**Figure collection entries**
# # # # # # #
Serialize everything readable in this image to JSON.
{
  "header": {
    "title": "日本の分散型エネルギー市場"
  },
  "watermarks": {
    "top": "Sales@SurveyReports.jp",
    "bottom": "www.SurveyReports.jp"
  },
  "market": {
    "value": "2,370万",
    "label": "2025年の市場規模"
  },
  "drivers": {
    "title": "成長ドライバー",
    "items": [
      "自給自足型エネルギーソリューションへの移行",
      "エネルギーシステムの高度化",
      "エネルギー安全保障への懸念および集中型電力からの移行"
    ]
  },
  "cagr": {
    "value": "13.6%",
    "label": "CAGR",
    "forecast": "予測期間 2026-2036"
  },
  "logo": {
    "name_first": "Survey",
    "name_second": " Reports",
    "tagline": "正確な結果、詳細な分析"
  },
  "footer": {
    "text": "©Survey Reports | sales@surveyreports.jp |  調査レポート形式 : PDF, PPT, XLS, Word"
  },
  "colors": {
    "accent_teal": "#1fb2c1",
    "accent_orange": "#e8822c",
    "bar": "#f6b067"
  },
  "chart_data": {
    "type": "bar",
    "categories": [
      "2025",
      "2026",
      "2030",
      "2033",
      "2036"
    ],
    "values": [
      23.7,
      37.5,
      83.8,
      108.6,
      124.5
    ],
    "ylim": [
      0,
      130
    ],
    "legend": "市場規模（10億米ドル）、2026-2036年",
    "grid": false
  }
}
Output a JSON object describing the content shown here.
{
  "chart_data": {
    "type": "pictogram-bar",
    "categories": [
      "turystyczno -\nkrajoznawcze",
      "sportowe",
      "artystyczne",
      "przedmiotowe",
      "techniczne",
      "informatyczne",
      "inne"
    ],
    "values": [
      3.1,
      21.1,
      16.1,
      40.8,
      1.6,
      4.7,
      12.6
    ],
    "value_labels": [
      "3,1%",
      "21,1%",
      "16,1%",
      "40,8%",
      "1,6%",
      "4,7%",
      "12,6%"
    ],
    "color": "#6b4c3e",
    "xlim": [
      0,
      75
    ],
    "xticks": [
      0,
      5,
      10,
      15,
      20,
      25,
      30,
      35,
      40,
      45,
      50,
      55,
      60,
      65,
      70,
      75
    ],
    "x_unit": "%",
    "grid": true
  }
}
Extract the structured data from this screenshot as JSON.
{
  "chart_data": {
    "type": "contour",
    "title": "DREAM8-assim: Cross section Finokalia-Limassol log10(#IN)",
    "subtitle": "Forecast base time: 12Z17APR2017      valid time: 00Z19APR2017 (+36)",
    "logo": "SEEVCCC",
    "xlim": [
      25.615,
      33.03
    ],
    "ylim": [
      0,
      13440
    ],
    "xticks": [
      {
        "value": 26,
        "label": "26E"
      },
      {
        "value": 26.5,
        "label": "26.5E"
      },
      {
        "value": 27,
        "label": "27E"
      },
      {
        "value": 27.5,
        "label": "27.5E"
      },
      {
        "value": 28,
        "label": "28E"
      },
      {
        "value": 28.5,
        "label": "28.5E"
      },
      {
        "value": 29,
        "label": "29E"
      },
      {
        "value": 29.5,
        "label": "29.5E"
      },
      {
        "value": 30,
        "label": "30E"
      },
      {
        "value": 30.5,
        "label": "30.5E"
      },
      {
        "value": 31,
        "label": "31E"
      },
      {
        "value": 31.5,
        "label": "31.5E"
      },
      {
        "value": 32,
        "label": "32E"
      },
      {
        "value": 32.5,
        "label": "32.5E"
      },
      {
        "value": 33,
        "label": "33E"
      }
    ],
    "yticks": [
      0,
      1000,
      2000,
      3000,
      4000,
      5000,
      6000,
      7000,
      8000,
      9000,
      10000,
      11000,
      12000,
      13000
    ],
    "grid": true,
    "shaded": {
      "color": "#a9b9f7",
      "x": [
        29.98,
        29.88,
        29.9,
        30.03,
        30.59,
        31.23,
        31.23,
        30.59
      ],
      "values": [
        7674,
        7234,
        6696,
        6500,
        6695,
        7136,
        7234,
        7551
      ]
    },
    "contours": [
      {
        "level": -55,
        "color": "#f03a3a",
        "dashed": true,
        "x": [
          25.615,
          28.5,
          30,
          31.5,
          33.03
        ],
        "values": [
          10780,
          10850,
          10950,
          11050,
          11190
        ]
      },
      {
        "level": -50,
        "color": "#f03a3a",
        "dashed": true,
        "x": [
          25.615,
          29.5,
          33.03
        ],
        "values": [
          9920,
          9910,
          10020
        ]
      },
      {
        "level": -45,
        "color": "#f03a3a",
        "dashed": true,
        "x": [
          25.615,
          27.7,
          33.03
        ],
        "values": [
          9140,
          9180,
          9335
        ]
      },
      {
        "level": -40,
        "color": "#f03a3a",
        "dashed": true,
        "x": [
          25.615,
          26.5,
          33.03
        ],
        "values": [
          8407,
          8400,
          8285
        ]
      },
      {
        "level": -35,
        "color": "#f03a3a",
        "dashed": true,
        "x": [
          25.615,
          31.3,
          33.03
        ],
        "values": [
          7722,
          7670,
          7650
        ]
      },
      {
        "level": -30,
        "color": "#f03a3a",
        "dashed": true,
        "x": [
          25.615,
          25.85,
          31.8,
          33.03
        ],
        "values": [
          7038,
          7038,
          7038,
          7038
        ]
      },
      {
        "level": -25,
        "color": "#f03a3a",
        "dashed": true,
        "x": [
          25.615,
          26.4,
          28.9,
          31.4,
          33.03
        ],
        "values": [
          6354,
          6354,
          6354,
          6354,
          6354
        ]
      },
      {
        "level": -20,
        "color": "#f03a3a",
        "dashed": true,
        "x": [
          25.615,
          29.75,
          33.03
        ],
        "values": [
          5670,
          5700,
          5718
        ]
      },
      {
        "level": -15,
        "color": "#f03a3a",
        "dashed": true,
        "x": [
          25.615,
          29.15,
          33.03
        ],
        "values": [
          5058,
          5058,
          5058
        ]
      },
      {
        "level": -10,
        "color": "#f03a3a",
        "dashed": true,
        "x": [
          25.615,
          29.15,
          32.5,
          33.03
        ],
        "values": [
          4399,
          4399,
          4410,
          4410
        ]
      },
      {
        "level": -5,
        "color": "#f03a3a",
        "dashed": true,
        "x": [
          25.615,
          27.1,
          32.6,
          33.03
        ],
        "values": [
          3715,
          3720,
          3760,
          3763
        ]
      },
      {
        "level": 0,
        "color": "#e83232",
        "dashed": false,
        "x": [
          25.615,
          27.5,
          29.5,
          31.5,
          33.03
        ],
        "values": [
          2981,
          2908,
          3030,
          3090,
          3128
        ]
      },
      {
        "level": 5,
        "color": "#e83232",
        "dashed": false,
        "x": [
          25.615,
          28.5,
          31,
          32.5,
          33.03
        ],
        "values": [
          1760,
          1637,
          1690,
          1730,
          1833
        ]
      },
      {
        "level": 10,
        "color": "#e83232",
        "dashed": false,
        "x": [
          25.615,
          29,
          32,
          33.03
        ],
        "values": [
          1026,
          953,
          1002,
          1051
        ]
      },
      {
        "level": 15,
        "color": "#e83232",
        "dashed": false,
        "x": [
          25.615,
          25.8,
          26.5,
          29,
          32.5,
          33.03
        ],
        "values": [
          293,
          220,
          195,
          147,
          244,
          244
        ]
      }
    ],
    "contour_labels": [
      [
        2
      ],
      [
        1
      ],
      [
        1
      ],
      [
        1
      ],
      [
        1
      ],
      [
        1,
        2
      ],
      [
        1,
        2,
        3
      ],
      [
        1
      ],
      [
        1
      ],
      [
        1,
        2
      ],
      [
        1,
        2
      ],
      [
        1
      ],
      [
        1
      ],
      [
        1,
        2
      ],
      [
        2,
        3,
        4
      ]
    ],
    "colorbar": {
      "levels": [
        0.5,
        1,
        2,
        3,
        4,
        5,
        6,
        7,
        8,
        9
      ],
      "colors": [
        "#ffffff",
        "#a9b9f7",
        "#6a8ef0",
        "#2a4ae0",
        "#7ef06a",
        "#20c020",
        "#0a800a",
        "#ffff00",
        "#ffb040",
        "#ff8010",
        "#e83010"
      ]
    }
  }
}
# # # # # # #
**PROBLEM STATEMENT**
Copy and report every line where the word "JSON" is present.

**SOLVED PROBLEM**
Serialize everything readable in this image to JSON.
Output a JSON object describing the content shown here.
Extract the structured data from this screenshot as JSON.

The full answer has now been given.